*Records about charts and figures*:

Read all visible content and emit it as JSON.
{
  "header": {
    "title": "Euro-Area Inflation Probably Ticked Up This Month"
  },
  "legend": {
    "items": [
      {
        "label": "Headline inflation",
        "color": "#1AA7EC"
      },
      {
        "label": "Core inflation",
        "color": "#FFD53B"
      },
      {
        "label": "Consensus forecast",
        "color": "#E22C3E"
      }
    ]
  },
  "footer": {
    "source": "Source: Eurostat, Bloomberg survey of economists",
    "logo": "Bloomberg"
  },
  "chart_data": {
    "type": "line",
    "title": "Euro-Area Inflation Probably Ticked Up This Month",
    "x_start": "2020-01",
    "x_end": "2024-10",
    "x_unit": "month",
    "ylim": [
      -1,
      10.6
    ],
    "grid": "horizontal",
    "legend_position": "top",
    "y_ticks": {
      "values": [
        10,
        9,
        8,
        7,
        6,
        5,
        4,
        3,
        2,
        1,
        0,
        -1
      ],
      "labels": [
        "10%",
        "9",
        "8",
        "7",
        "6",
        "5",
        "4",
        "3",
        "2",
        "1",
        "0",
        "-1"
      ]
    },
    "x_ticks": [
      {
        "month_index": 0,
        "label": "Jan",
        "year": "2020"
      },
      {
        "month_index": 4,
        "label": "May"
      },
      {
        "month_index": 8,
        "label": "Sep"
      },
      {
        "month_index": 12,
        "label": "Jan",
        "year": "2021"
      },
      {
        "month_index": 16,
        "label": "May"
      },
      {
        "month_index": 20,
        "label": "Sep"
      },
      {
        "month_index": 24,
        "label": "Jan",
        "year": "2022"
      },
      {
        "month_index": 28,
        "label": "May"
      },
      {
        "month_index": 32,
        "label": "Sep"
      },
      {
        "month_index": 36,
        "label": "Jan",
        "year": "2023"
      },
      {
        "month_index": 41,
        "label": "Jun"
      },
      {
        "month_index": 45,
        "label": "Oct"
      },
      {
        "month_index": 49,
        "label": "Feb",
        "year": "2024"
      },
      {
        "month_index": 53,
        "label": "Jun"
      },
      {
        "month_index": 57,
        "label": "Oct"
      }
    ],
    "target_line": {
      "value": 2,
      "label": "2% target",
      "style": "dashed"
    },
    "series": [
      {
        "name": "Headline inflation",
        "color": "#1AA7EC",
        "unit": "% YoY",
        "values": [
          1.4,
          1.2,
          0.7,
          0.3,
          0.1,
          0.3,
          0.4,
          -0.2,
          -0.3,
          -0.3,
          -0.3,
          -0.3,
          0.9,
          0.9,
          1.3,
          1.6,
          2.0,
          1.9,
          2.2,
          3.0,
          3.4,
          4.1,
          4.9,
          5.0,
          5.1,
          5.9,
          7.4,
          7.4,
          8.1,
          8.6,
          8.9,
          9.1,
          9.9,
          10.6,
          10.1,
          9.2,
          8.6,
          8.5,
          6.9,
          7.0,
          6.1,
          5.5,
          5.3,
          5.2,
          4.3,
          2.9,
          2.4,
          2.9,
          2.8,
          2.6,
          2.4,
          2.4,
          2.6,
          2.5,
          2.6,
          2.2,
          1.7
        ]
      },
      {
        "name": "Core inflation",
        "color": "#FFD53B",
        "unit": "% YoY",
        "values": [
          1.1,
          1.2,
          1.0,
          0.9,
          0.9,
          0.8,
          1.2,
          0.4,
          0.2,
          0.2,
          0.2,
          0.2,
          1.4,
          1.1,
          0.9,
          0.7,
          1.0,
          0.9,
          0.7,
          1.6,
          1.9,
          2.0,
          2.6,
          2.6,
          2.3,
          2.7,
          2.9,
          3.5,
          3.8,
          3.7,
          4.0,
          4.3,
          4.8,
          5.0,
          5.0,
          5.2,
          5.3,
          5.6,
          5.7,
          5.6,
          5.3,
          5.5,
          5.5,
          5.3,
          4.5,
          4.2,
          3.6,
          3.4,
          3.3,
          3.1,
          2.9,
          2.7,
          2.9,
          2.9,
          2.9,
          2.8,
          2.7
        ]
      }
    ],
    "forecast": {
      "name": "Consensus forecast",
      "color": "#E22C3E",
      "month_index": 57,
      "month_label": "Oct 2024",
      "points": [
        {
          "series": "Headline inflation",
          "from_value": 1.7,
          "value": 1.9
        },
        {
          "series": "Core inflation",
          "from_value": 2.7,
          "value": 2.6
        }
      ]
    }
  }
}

*Stated exercise*:
Count every line in the preceding entries where the string "forecast" appears, then state only the total.

*Reply*:
3